▶ **WHAT IS ASKED**
Please print all of the material below, word for word.

(Entries from a dataset)

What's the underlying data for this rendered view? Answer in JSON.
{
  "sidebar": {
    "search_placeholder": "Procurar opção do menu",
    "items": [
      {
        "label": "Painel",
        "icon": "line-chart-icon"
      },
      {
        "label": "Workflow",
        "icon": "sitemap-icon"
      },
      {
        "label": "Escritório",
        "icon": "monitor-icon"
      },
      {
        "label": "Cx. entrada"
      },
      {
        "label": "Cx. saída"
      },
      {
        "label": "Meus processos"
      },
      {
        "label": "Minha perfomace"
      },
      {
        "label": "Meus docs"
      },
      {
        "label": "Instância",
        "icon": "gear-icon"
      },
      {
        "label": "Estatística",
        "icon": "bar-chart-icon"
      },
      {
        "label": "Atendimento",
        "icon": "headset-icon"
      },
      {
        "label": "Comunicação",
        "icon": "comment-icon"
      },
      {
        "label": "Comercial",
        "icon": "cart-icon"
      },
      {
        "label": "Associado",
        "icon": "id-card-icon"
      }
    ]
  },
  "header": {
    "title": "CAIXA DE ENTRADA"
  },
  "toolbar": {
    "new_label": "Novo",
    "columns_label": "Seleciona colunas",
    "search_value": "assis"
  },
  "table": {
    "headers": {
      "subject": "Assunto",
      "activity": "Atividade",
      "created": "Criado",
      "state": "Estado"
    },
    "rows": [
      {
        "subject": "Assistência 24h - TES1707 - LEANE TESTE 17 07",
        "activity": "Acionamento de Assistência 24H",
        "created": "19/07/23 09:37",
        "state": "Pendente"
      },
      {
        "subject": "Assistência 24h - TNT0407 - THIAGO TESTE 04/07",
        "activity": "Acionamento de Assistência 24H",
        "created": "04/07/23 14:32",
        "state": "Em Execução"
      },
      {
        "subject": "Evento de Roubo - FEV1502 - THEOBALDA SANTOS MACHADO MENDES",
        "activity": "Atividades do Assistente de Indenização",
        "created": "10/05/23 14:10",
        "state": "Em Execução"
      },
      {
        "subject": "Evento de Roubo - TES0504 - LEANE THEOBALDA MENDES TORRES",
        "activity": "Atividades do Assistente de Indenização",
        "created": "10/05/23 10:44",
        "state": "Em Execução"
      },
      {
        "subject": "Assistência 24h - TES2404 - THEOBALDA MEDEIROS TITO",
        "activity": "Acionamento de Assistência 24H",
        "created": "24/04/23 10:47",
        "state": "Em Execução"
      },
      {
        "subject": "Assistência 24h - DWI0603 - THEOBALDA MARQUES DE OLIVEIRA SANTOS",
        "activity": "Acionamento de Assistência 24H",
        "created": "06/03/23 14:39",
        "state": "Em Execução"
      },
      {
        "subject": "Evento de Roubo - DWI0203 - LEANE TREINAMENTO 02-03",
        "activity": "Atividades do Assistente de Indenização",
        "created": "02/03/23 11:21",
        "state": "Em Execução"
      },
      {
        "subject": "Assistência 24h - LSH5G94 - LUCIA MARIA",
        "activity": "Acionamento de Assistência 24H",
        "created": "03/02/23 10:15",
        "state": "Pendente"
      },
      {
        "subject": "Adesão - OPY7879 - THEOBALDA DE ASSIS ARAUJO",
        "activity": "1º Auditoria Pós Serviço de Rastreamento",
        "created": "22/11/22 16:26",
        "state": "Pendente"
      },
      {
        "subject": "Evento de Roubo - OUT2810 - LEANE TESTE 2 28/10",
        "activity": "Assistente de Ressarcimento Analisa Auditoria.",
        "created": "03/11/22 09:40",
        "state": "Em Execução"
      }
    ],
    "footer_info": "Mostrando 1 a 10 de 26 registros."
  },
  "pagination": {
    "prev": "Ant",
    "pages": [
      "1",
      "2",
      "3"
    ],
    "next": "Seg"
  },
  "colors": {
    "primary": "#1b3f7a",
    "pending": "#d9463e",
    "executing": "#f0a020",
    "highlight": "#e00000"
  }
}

▶ **SOLUTION FOR THIS PROBLEM**
What's the underlying data for this rendered view? Answer in JSON.
{
  "sidebar": {
    "search_placeholder": "Procurar opção do menu",
    "items": [
      {
        "label": "Painel",
        "icon": "line-chart-icon"
      },
      {
        "label": "Workflow",
        "icon": "sitemap-icon"
      },
      {
        "label": "Escritório",
        "icon": "monitor-icon"
      },
      {
        "label": "Cx. entrada"
      },
      {
        "label": "Cx. saída"
      },
      {
        "label": "Meus processos"
      },
      {
        "label": "Minha perfomace"
      },
      {
        "label": "Meus docs"
      },
      {
        "label": "Instância",
        "icon": "gear-icon"
      },
      {
        "label": "Estatística",
        "icon": "bar-chart-icon"
      },
      {
        "label": "Atendimento",
        "icon": "headset-icon"
      },
      {
        "label": "Comunicação",
        "icon": "comment-icon"
      },
      {
        "label": "Comercial",
        "icon": "cart-icon"
      },
      {
        "label": "Associado",
        "icon": "id-card-icon"
      }
    ]
  },
  "header": {
    "title": "CAIXA DE ENTRADA"
  },
  "toolbar": {
    "new_label": "Novo",
    "columns_label": "Seleciona colunas",
    "search_value": "assis"
  },
  "table": {
    "headers": {
      "subject": "Assunto",
      "activity": "Atividade",
      "created": "Criado",
      "state": "Estado"
    },
    "rows": [
      {
        "subject": "Assistência 24h - TES1707 - LEANE TESTE 17 07",
        "activity": "Acionamento de Assistência 24H",
        "created": "19/07/23 09:37",
        "state": "Pendente"
      },
      {
        "subject": "Assistência 24h - TNT0407 - THIAGO TESTE 04/07",
        "activity": "Acionamento de Assistência 24H",
        "created": "04/07/23 14:32",
        "state": "Em Execução"
      },
      {
        "subject": "Evento de Roubo - FEV1502 - THEOBALDA SANTOS MACHADO MENDES",
        "activity": "Atividades do Assistente de Indenização",
        "created": "10/05/23 14:10",
        "state": "Em Execução"
      },
      {
        "subject": "Evento de Roubo - TES0504 - LEANE THEOBALDA MENDES TORRES",
        "activity": "Atividades do Assistente de Indenização",
        "created": "10/05/23 10:44",
        "state": "Em Execução"
      },
      {
        "subject": "Assistência 24h - TES2404 - THEOBALDA MEDEIROS TITO",
        "activity": "Acionamento de Assistência 24H",
        "created": "24/04/23 10:47",
        "state": "Em Execução"
      },
      {
        "subject": "Assistência 24h - DWI0603 - THEOBALDA MARQUES DE OLIVEIRA SANTOS",
        "activity": "Acionamento de Assistência 24H",
        "created": "06/03/23 14:39",
        "state": "Em Execução"
      },
      {
        "subject": "Evento de Roubo - DWI0203 - LEANE TREINAMENTO 02-03",
        "activity": "Atividades do Assistente de Indenização",
        "created": "02/03/23 11:21",
        "state": "Em Execução"
      },
      {
        "subject": "Assistência 24h - LSH5G94 - LUCIA MARIA",
        "activity": "Acionamento de Assistência 24H",
        "created": "03/02/23 10:15",
        "state": "Pendente"
      },
      {
        "subject": "Adesão - OPY7879 - THEOBALDA DE ASSIS ARAUJO",
        "activity": "1º Auditoria Pós Serviço de Rastreamento",
        "created": "22/11/22 16:26",
        "state": "Pendente"
      },
      {
        "subject": "Evento de Roubo - OUT2810 - LEANE TESTE 2 28/10",
        "activity": "Assistente de Ressarcimento Analisa Auditoria.",
        "created": "03/11/22 09:40",
        "state": "Em Execução"
      }
    ],
    "footer_info": "Mostrando 1 a 10 de 26 registros."
  },
  "pagination": {
    "prev": "Ant",
    "pages": [
      "1",
      "2",
      "3"
    ],
    "next": "Seg"
  },
  "colors": {
    "primary": "#1b3f7a",
    "pending": "#d9463e",
    "executing": "#f0a020",
    "highlight": "#e00000"
  }
}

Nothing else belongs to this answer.